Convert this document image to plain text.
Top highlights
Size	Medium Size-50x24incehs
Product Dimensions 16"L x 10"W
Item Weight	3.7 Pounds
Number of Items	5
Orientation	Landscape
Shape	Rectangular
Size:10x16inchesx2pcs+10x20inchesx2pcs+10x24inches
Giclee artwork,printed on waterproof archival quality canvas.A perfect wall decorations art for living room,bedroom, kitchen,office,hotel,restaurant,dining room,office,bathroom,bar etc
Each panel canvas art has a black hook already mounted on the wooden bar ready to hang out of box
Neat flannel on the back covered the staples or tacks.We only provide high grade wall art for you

# Stated problem
Repeat every record, keeping each word and mark exactly as it is.

# Response below
Convert this document image to plain text.
Top highlights
Size	Medium Size-50x24incehs
Product Dimensions 16"L x 10"W
Item Weight	3.7 Pounds
Number of Items	5
Orientation	Landscape
Shape	Rectangular
Size:10x16inchesx2pcs+10x20inchesx2pcs+10x24inches
Giclee artwork,printed on waterproof archival quality canvas.A perfect wall decorations art for living room,bedroom, kitchen,office,hotel,restaurant,dining room,office,bathroom,bar etc
Each panel canvas art has a black hook already mounted on the wooden bar ready to hang out of box
Neat flannel on the back covered the staples or tacks.We only provide high grade wall art for you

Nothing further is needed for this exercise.